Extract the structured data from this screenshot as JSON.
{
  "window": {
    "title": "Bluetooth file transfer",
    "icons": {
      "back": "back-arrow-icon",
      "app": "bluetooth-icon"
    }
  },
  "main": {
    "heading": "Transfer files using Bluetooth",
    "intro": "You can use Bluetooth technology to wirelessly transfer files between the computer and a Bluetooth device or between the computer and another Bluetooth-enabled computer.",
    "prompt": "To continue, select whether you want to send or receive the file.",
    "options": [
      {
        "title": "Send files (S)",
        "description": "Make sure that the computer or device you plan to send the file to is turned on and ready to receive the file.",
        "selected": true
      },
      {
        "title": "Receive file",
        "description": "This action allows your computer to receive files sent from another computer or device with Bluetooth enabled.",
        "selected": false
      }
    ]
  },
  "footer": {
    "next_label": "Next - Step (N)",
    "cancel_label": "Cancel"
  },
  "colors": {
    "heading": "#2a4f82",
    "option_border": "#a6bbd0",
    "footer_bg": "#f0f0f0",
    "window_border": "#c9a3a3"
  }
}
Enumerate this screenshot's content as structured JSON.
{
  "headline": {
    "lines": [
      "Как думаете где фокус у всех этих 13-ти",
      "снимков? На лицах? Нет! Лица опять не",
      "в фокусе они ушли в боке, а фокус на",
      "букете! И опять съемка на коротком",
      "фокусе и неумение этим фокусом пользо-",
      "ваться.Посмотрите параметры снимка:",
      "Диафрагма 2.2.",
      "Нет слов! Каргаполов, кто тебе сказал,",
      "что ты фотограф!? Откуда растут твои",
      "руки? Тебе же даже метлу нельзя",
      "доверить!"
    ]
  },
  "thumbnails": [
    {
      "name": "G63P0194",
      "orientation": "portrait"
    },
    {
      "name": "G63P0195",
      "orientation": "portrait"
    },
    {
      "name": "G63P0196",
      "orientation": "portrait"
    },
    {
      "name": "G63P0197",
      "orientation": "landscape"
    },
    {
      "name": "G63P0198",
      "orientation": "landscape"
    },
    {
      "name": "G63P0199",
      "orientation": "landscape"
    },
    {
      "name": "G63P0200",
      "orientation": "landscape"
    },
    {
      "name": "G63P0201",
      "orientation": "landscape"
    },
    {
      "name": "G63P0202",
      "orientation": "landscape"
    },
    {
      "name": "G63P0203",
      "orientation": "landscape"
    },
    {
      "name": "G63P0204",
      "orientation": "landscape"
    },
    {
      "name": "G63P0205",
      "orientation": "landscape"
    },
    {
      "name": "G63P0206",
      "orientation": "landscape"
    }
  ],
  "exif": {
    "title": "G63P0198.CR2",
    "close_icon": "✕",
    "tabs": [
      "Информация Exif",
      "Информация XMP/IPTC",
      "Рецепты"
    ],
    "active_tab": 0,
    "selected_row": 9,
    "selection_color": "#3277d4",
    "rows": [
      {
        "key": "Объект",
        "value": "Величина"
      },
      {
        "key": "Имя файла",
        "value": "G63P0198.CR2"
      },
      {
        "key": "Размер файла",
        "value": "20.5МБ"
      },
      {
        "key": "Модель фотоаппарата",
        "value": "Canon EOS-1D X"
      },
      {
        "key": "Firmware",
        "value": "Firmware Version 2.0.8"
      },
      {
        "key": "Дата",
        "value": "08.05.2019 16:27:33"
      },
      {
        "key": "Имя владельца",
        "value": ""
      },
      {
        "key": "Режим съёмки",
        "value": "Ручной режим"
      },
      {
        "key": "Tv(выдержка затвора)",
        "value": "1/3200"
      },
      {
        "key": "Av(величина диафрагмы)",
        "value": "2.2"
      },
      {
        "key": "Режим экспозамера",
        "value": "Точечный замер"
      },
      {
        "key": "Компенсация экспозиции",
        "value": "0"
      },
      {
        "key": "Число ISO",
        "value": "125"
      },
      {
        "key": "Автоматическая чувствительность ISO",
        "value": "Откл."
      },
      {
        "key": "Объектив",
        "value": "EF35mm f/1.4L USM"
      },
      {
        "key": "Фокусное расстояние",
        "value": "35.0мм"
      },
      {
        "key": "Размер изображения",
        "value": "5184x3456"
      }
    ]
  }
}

======

▶ Written instruction
Exactly as they are written, print the entries again.

▶ Right answer
Extract the structured data from this screenshot as JSON.
{
  "window": {
    "title": "Bluetooth file transfer",
    "icons": {
      "back": "back-arrow-icon",
      "app": "bluetooth-icon"
    }
  },
  "main": {
    "heading": "Transfer files using Bluetooth",
    "intro": "You can use Bluetooth technology to wirelessly transfer files between the computer and a Bluetooth device or between the computer and another Bluetooth-enabled computer.",
    "prompt": "To continue, select whether you want to send or receive the file.",
    "options": [
      {
        "title": "Send files (S)",
        "description": "Make sure that the computer or device you plan to send the file to is turned on and ready to receive the file.",
        "selected": true
      },
      {
        "title": "Receive file",
        "description": "This action allows your computer to receive files sent from another computer or device with Bluetooth enabled.",
        "selected": false
      }
    ]
  },
  "footer": {
    "next_label": "Next - Step (N)",
    "cancel_label": "Cancel"
  },
  "colors": {
    "heading": "#2a4f82",
    "option_border": "#a6bbd0",
    "footer_bg": "#f0f0f0",
    "window_border": "#c9a3a3"
  }
}
Enumerate this screenshot's content as structured JSON.
{
  "headline": {
    "lines": [
      "Как думаете где фокус у всех этих 13-ти",
      "снимков? На лицах? Нет! Лица опять не",
      "в фокусе они ушли в боке, а фокус на",
      "букете! И опять съемка на коротком",
      "фокусе и неумение этим фокусом пользо-",
      "ваться.Посмотрите параметры снимка:",
      "Диафрагма 2.2.",
      "Нет слов! Каргаполов, кто тебе сказал,",
      "что ты фотограф!? Откуда растут твои",
      "руки? Тебе же даже метлу нельзя",
      "доверить!"
    ]
  },
  "thumbnails": [
    {
      "name": "G63P0194",
      "orientation": "portrait"
    },
    {
      "name": "G63P0195",
      "orientation": "portrait"
    },
    {
      "name": "G63P0196",
      "orientation": "portrait"
    },
    {
      "name": "G63P0197",
      "orientation": "landscape"
    },
    {
      "name": "G63P0198",
      "orientation": "landscape"
    },
    {
      "name": "G63P0199",
      "orientation": "landscape"
    },
    {
      "name": "G63P0200",
      "orientation": "landscape"
    },
    {
      "name": "G63P0201",
      "orientation": "landscape"
    },
    {
      "name": "G63P0202",
      "orientation": "landscape"
    },
    {
      "name": "G63P0203",
      "orientation": "landscape"
    },
    {
      "name": "G63P0204",
      "orientation": "landscape"
    },
    {
      "name": "G63P0205",
      "orientation": "landscape"
    },
    {
      "name": "G63P0206",
      "orientation": "landscape"
    }
  ],
  "exif": {
    "title": "G63P0198.CR2",
    "close_icon": "✕",
    "tabs": [
      "Информация Exif",
      "Информация XMP/IPTC",
      "Рецепты"
    ],
    "active_tab": 0,
    "selected_row": 9,
    "selection_color": "#3277d4",
    "rows": [
      {
        "key": "Объект",
        "value": "Величина"
      },
      {
        "key": "Имя файла",
        "value": "G63P0198.CR2"
      },
      {
        "key": "Размер файла",
        "value": "20.5МБ"
      },
      {
        "key": "Модель фотоаппарата",
        "value": "Canon EOS-1D X"
      },
      {
        "key": "Firmware",
        "value": "Firmware Version 2.0.8"
      },
      {
        "key": "Дата",
        "value": "08.05.2019 16:27:33"
      },
      {
        "key": "Имя владельца",
        "value": ""
      },
      {
        "key": "Режим съёмки",
        "value": "Ручной режим"
      },
      {
        "key": "Tv(выдержка затвора)",
        "value": "1/3200"
      },
      {
        "key": "Av(величина диафрагмы)",
        "value": "2.2"
      },
      {
        "key": "Режим экспозамера",
        "value": "Точечный замер"
      },
      {
        "key": "Компенсация экспозиции",
        "value": "0"
      },
      {
        "key": "Число ISO",
        "value": "125"
      },
      {
        "key": "Автоматическая чувствительность ISO",
        "value": "Откл."
      },
      {
        "key": "Объектив",
        "value": "EF35mm f/1.4L USM"
      },
      {
        "key": "Фокусное расстояние",
        "value": "35.0мм"
      },
      {
        "key": "Размер изображения",
        "value": "5184x3456"
      }
    ]
  }
}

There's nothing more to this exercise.